Records from a dataset

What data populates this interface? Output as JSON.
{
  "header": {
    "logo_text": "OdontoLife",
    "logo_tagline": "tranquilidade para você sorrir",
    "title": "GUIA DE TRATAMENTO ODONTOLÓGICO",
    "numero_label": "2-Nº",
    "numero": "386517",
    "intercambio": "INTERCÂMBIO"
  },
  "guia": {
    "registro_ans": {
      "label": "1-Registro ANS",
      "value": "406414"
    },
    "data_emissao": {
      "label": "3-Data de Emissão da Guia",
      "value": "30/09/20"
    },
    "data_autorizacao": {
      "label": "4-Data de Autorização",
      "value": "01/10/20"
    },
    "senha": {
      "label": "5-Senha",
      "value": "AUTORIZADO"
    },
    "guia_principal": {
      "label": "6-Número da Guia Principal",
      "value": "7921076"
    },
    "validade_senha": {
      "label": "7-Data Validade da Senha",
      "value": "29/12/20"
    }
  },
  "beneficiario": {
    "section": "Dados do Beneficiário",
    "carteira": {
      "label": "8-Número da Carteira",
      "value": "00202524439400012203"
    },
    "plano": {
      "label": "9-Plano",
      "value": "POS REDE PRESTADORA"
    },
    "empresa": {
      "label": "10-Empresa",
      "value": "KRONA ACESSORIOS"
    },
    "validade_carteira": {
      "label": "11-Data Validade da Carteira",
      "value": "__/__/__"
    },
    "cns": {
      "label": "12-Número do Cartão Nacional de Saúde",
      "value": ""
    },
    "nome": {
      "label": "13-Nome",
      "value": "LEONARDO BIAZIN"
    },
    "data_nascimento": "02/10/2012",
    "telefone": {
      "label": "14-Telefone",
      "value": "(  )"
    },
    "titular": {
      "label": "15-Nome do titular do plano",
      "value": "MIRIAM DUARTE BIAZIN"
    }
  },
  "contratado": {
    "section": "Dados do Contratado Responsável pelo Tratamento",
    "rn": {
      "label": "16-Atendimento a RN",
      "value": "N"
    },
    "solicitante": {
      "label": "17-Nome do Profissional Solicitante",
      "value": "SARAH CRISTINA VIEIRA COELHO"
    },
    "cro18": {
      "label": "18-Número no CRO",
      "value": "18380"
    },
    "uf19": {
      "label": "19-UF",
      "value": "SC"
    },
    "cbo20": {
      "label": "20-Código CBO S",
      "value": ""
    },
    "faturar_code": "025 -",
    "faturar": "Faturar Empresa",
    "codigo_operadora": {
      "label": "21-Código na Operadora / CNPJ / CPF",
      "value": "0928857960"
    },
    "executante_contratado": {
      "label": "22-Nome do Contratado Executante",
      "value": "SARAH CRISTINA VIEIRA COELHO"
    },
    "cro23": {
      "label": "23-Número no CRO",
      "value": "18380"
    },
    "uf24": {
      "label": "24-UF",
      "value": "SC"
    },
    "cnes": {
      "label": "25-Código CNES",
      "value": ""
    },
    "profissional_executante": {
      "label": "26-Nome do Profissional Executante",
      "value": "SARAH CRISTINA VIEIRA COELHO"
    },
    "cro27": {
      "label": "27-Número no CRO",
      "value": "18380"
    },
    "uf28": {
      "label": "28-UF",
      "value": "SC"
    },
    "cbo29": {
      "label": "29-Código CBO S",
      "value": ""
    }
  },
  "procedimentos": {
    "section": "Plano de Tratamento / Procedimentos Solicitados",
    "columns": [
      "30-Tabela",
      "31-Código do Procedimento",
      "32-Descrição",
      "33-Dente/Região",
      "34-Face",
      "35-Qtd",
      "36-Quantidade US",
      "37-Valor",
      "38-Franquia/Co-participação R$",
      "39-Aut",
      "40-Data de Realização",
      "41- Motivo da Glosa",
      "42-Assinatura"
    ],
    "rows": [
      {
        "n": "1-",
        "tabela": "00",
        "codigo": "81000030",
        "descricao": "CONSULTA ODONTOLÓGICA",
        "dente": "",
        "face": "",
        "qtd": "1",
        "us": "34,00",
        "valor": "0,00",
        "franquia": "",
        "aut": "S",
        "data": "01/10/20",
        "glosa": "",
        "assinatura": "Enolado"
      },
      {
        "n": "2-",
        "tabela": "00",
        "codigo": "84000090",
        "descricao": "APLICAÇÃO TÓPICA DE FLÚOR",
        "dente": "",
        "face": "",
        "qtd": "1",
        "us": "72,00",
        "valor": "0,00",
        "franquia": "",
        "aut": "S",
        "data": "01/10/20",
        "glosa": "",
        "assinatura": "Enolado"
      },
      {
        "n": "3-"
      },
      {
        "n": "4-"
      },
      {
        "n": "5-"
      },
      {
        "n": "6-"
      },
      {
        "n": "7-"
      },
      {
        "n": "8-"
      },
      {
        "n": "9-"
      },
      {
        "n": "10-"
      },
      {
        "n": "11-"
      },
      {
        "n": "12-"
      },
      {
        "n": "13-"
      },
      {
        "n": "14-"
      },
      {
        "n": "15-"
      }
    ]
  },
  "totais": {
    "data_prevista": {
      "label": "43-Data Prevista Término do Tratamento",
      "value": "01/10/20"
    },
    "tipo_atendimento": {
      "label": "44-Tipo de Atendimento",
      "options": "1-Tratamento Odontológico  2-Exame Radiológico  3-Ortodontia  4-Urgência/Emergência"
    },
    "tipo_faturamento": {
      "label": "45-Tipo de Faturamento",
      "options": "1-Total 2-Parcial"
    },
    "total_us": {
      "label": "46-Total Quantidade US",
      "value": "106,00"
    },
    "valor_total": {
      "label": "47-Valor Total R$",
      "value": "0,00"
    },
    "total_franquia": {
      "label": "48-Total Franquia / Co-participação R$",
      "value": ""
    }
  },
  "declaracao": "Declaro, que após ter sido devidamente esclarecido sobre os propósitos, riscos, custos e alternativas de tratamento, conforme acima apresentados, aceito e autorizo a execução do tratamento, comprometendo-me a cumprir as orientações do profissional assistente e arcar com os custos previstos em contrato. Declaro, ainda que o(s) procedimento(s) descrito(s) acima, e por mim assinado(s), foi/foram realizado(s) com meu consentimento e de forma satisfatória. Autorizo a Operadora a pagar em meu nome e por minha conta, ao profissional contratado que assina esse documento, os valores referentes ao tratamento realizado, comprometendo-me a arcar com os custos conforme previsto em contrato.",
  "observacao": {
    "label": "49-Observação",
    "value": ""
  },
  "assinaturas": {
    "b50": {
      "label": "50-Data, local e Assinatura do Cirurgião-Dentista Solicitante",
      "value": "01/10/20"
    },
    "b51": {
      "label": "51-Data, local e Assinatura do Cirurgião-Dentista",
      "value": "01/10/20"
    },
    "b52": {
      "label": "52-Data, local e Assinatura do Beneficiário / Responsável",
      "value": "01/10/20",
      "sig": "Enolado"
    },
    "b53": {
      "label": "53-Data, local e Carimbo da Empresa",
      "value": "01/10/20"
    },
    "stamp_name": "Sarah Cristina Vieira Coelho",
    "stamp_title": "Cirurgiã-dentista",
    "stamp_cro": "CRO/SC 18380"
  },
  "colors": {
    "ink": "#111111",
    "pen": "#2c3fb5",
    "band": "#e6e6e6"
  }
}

● **Instructions to follow**:
Write out every line from the records above, word for word.

● **Output of the task**:
What data populates this interface? Output as JSON.
{
  "header": {
    "logo_text": "OdontoLife",
    "logo_tagline": "tranquilidade para você sorrir",
    "title": "GUIA DE TRATAMENTO ODONTOLÓGICO",
    "numero_label": "2-Nº",
    "numero": "386517",
    "intercambio": "INTERCÂMBIO"
  },
  "guia": {
    "registro_ans": {
      "label": "1-Registro ANS",
      "value": "406414"
    },
    "data_emissao": {
      "label": "3-Data de Emissão da Guia",
      "value": "30/09/20"
    },
    "data_autorizacao": {
      "label": "4-Data de Autorização",
      "value": "01/10/20"
    },
    "senha": {
      "label": "5-Senha",
      "value": "AUTORIZADO"
    },
    "guia_principal": {
      "label": "6-Número da Guia Principal",
      "value": "7921076"
    },
    "validade_senha": {
      "label": "7-Data Validade da Senha",
      "value": "29/12/20"
    }
  },
  "beneficiario": {
    "section": "Dados do Beneficiário",
    "carteira": {
      "label": "8-Número da Carteira",
      "value": "00202524439400012203"
    },
    "plano": {
      "label": "9-Plano",
      "value": "POS REDE PRESTADORA"
    },
    "empresa": {
      "label": "10-Empresa",
      "value": "KRONA ACESSORIOS"
    },
    "validade_carteira": {
      "label": "11-Data Validade da Carteira",
      "value": "__/__/__"
    },
    "cns": {
      "label": "12-Número do Cartão Nacional de Saúde",
      "value": ""
    },
    "nome": {
      "label": "13-Nome",
      "value": "LEONARDO BIAZIN"
    },
    "data_nascimento": "02/10/2012",
    "telefone": {
      "label": "14-Telefone",
      "value": "(  )"
    },
    "titular": {
      "label": "15-Nome do titular do plano",
      "value": "MIRIAM DUARTE BIAZIN"
    }
  },
  "contratado": {
    "section": "Dados do Contratado Responsável pelo Tratamento",
    "rn": {
      "label": "16-Atendimento a RN",
      "value": "N"
    },
    "solicitante": {
      "label": "17-Nome do Profissional Solicitante",
      "value": "SARAH CRISTINA VIEIRA COELHO"
    },
    "cro18": {
      "label": "18-Número no CRO",
      "value": "18380"
    },
    "uf19": {
      "label": "19-UF",
      "value": "SC"
    },
    "cbo20": {
      "label": "20-Código CBO S",
      "value": ""
    },
    "faturar_code": "025 -",
    "faturar": "Faturar Empresa",
    "codigo_operadora": {
      "label": "21-Código na Operadora / CNPJ / CPF",
      "value": "0928857960"
    },
    "executante_contratado": {
      "label": "22-Nome do Contratado Executante",
      "value": "SARAH CRISTINA VIEIRA COELHO"
    },
    "cro23": {
      "label": "23-Número no CRO",
      "value": "18380"
    },
    "uf24": {
      "label": "24-UF",
      "value": "SC"
    },
    "cnes": {
      "label": "25-Código CNES",
      "value": ""
    },
    "profissional_executante": {
      "label": "26-Nome do Profissional Executante",
      "value": "SARAH CRISTINA VIEIRA COELHO"
    },
    "cro27": {
      "label": "27-Número no CRO",
      "value": "18380"
    },
    "uf28": {
      "label": "28-UF",
      "value": "SC"
    },
    "cbo29": {
      "label": "29-Código CBO S",
      "value": ""
    }
  },
  "procedimentos": {
    "section": "Plano de Tratamento / Procedimentos Solicitados",
    "columns": [
      "30-Tabela",
      "31-Código do Procedimento",
      "32-Descrição",
      "33-Dente/Região",
      "34-Face",
      "35-Qtd",
      "36-Quantidade US",
      "37-Valor",
      "38-Franquia/Co-participação R$",
      "39-Aut",
      "40-Data de Realização",
      "41- Motivo da Glosa",
      "42-Assinatura"
    ],
    "rows": [
      {
        "n": "1-",
        "tabela": "00",
        "codigo": "81000030",
        "descricao": "CONSULTA ODONTOLÓGICA",
        "dente": "",
        "face": "",
        "qtd": "1",
        "us": "34,00",
        "valor": "0,00",
        "franquia": "",
        "aut": "S",
        "data": "01/10/20",
        "glosa": "",
        "assinatura": "Enolado"
      },
      {
        "n": "2-",
        "tabela": "00",
        "codigo": "84000090",
        "descricao": "APLICAÇÃO TÓPICA DE FLÚOR",
        "dente": "",
        "face": "",
        "qtd": "1",
        "us": "72,00",
        "valor": "0,00",
        "franquia": "",
        "aut": "S",
        "data": "01/10/20",
        "glosa": "",
        "assinatura": "Enolado"
      },
      {
        "n": "3-"
      },
      {
        "n": "4-"
      },
      {
        "n": "5-"
      },
      {
        "n": "6-"
      },
      {
        "n": "7-"
      },
      {
        "n": "8-"
      },
      {
        "n": "9-"
      },
      {
        "n": "10-"
      },
      {
        "n": "11-"
      },
      {
        "n": "12-"
      },
      {
        "n": "13-"
      },
      {
        "n": "14-"
      },
      {
        "n": "15-"
      }
    ]
  },
  "totais": {
    "data_prevista": {
      "label": "43-Data Prevista Término do Tratamento",
      "value": "01/10/20"
    },
    "tipo_atendimento": {
      "label": "44-Tipo de Atendimento",
      "options": "1-Tratamento Odontológico  2-Exame Radiológico  3-Ortodontia  4-Urgência/Emergência"
    },
    "tipo_faturamento": {
      "label": "45-Tipo de Faturamento",
      "options": "1-Total 2-Parcial"
    },
    "total_us": {
      "label": "46-Total Quantidade US",
      "value": "106,00"
    },
    "valor_total": {
      "label": "47-Valor Total R$",
      "value": "0,00"
    },
    "total_franquia": {
      "label": "48-Total Franquia / Co-participação R$",
      "value": ""
    }
  },
  "declaracao": "Declaro, que após ter sido devidamente esclarecido sobre os propósitos, riscos, custos e alternativas de tratamento, conforme acima apresentados, aceito e autorizo a execução do tratamento, comprometendo-me a cumprir as orientações do profissional assistente e arcar com os custos previstos em contrato. Declaro, ainda que o(s) procedimento(s) descrito(s) acima, e por mim assinado(s), foi/foram realizado(s) com meu consentimento e de forma satisfatória. Autorizo a Operadora a pagar em meu nome e por minha conta, ao profissional contratado que assina esse documento, os valores referentes ao tratamento realizado, comprometendo-me a arcar com os custos conforme previsto em contrato.",
  "observacao": {
    "label": "49-Observação",
    "value": ""
  },
  "assinaturas": {
    "b50": {
      "label": "50-Data, local e Assinatura do Cirurgião-Dentista Solicitante",
      "value": "01/10/20"
    },
    "b51": {
      "label": "51-Data, local e Assinatura do Cirurgião-Dentista",
      "value": "01/10/20"
    },
    "b52": {
      "label": "52-Data, local e Assinatura do Beneficiário / Responsável",
      "value": "01/10/20",
      "sig": "Enolado"
    },
    "b53": {
      "label": "53-Data, local e Carimbo da Empresa",
      "value": "01/10/20"
    },
    "stamp_name": "Sarah Cristina Vieira Coelho",
    "stamp_title": "Cirurgiã-dentista",
    "stamp_cro": "CRO/SC 18380"
  },
  "colors": {
    "ink": "#111111",
    "pen": "#2c3fb5",
    "band": "#e6e6e6"
  }
}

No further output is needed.